=== WORK TO DO ===
Pictures appear in the records below; write out everything else exactly.

=== EXTRACTED INFORMATION ===

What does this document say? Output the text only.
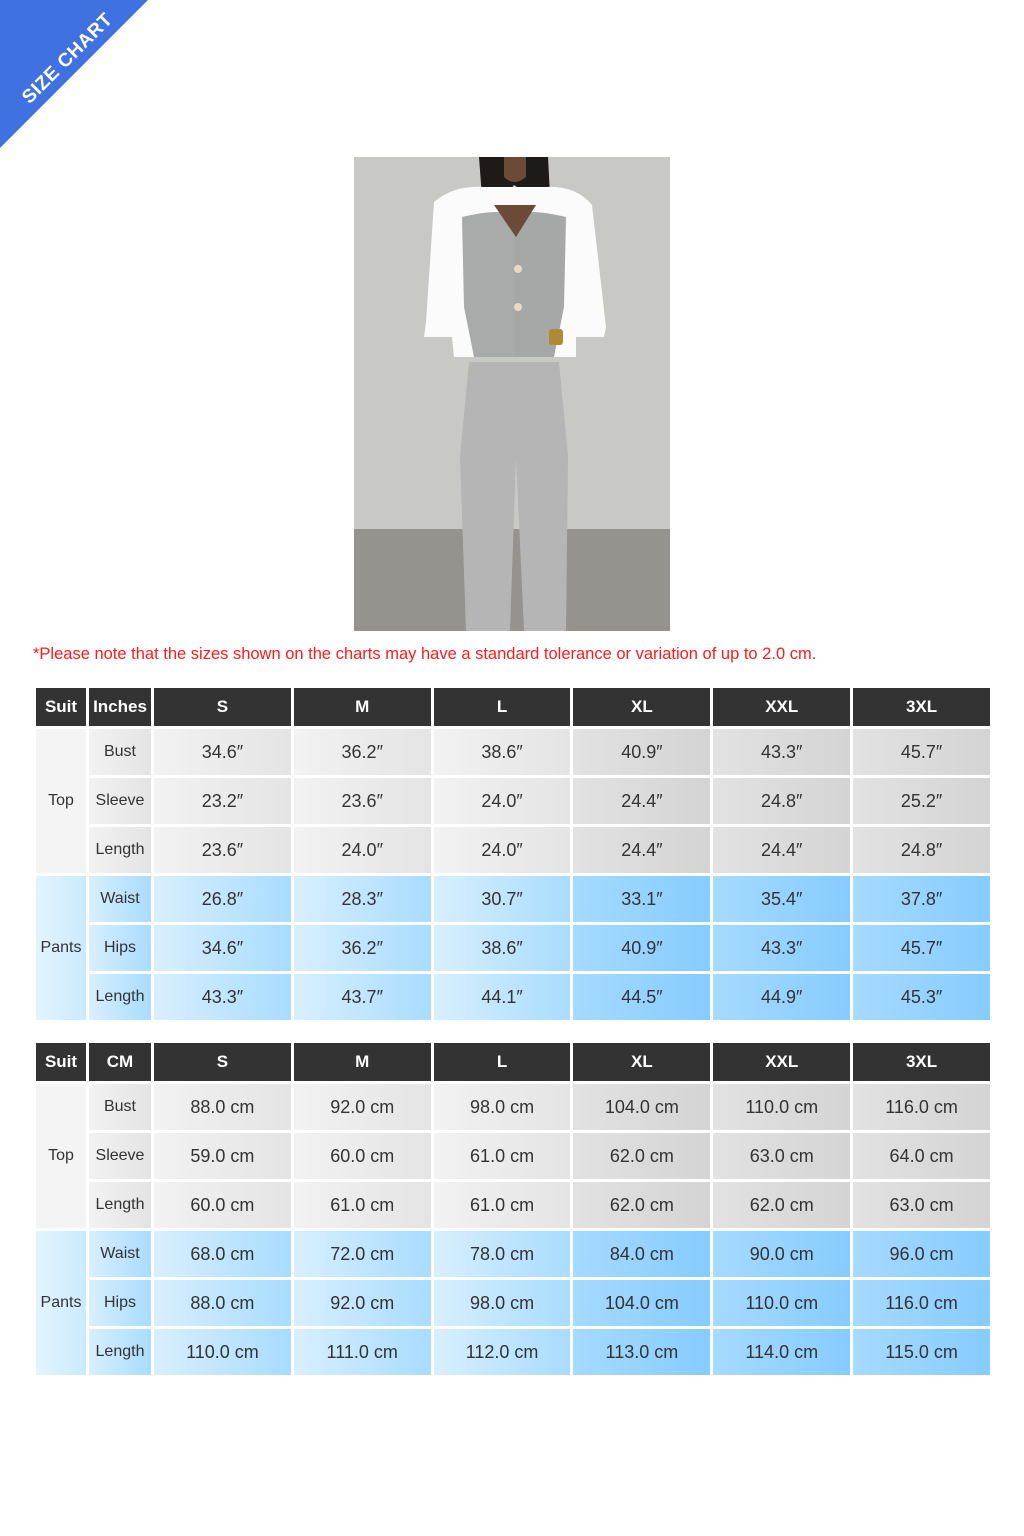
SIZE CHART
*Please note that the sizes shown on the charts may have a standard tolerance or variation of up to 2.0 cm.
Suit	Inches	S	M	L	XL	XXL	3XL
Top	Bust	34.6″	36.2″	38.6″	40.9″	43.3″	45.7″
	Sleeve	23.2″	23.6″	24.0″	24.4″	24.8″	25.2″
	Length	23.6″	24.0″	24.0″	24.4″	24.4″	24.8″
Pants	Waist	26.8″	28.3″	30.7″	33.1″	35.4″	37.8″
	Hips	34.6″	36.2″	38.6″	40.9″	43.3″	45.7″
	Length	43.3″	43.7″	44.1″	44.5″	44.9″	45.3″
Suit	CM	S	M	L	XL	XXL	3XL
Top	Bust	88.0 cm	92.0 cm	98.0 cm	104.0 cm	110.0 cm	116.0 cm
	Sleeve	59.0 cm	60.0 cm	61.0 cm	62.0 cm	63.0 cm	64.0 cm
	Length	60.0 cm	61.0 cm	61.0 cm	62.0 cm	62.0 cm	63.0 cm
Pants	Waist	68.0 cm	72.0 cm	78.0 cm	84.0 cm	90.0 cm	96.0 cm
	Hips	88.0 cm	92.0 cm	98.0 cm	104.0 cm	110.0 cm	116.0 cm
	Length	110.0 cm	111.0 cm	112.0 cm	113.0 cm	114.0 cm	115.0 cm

=== RESULT ===
What does this document say? Output the text only.
SIZE CHART
*Please note that the sizes shown on the charts may have a standard tolerance or variation of up to 2.0 cm.
Suit	Inches	S	M	L	XL	XXL	3XL
Top	Bust	34.6″	36.2″	38.6″	40.9″	43.3″	45.7″
	Sleeve	23.2″	23.6″	24.0″	24.4″	24.8″	25.2″
	Length	23.6″	24.0″	24.0″	24.4″	24.4″	24.8″
Pants	Waist	26.8″	28.3″	30.7″	33.1″	35.4″	37.8″
	Hips	34.6″	36.2″	38.6″	40.9″	43.3″	45.7″
	Length	43.3″	43.7″	44.1″	44.5″	44.9″	45.3″
Suit	CM	S	M	L	XL	XXL	3XL
Top	Bust	88.0 cm	92.0 cm	98.0 cm	104.0 cm	110.0 cm	116.0 cm
	Sleeve	59.0 cm	60.0 cm	61.0 cm	62.0 cm	63.0 cm	64.0 cm
	Length	60.0 cm	61.0 cm	61.0 cm	62.0 cm	62.0 cm	63.0 cm
Pants	Waist	68.0 cm	72.0 cm	78.0 cm	84.0 cm	90.0 cm	96.0 cm
	Hips	88.0 cm	92.0 cm	98.0 cm	104.0 cm	110.0 cm	116.0 cm
	Length	110.0 cm	111.0 cm	112.0 cm	113.0 cm	114.0 cm	115.0 cm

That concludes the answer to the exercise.